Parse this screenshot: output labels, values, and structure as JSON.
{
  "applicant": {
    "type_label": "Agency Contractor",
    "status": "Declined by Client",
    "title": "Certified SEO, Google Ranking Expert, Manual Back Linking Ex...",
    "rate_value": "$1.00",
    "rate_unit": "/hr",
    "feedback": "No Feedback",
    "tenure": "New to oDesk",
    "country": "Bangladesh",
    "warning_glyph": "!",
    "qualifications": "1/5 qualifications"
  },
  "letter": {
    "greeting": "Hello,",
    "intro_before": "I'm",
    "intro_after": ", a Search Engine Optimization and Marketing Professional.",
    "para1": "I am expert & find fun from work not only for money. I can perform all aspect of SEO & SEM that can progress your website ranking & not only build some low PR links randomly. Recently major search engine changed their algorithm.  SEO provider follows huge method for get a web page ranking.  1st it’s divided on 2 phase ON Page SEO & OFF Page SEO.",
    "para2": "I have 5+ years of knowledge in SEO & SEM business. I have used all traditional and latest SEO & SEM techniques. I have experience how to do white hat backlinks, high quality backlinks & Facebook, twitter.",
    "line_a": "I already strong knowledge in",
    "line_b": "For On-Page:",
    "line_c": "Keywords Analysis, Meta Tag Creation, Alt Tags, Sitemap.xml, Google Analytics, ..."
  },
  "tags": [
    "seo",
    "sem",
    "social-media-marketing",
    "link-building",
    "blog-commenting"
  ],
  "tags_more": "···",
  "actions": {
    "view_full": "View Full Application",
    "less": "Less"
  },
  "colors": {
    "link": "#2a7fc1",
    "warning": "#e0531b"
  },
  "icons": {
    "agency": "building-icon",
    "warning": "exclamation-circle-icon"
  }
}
————————
> **Problem to solve**
Give the records above again, word for word.

> **Full answer**
Parse this screenshot: output labels, values, and structure as JSON.
{
  "applicant": {
    "type_label": "Agency Contractor",
    "status": "Declined by Client",
    "title": "Certified SEO, Google Ranking Expert, Manual Back Linking Ex...",
    "rate_value": "$1.00",
    "rate_unit": "/hr",
    "feedback": "No Feedback",
    "tenure": "New to oDesk",
    "country": "Bangladesh",
    "warning_glyph": "!",
    "qualifications": "1/5 qualifications"
  },
  "letter": {
    "greeting": "Hello,",
    "intro_before": "I'm",
    "intro_after": ", a Search Engine Optimization and Marketing Professional.",
    "para1": "I am expert & find fun from work not only for money. I can perform all aspect of SEO & SEM that can progress your website ranking & not only build some low PR links randomly. Recently major search engine changed their algorithm.  SEO provider follows huge method for get a web page ranking.  1st it’s divided on 2 phase ON Page SEO & OFF Page SEO.",
    "para2": "I have 5+ years of knowledge in SEO & SEM business. I have used all traditional and latest SEO & SEM techniques. I have experience how to do white hat backlinks, high quality backlinks & Facebook, twitter.",
    "line_a": "I already strong knowledge in",
    "line_b": "For On-Page:",
    "line_c": "Keywords Analysis, Meta Tag Creation, Alt Tags, Sitemap.xml, Google Analytics, ..."
  },
  "tags": [
    "seo",
    "sem",
    "social-media-marketing",
    "link-building",
    "blog-commenting"
  ],
  "tags_more": "···",
  "actions": {
    "view_full": "View Full Application",
    "less": "Less"
  },
  "colors": {
    "link": "#2a7fc1",
    "warning": "#e0531b"
  },
  "icons": {
    "agency": "building-icon",
    "warning": "exclamation-circle-icon"
  }
}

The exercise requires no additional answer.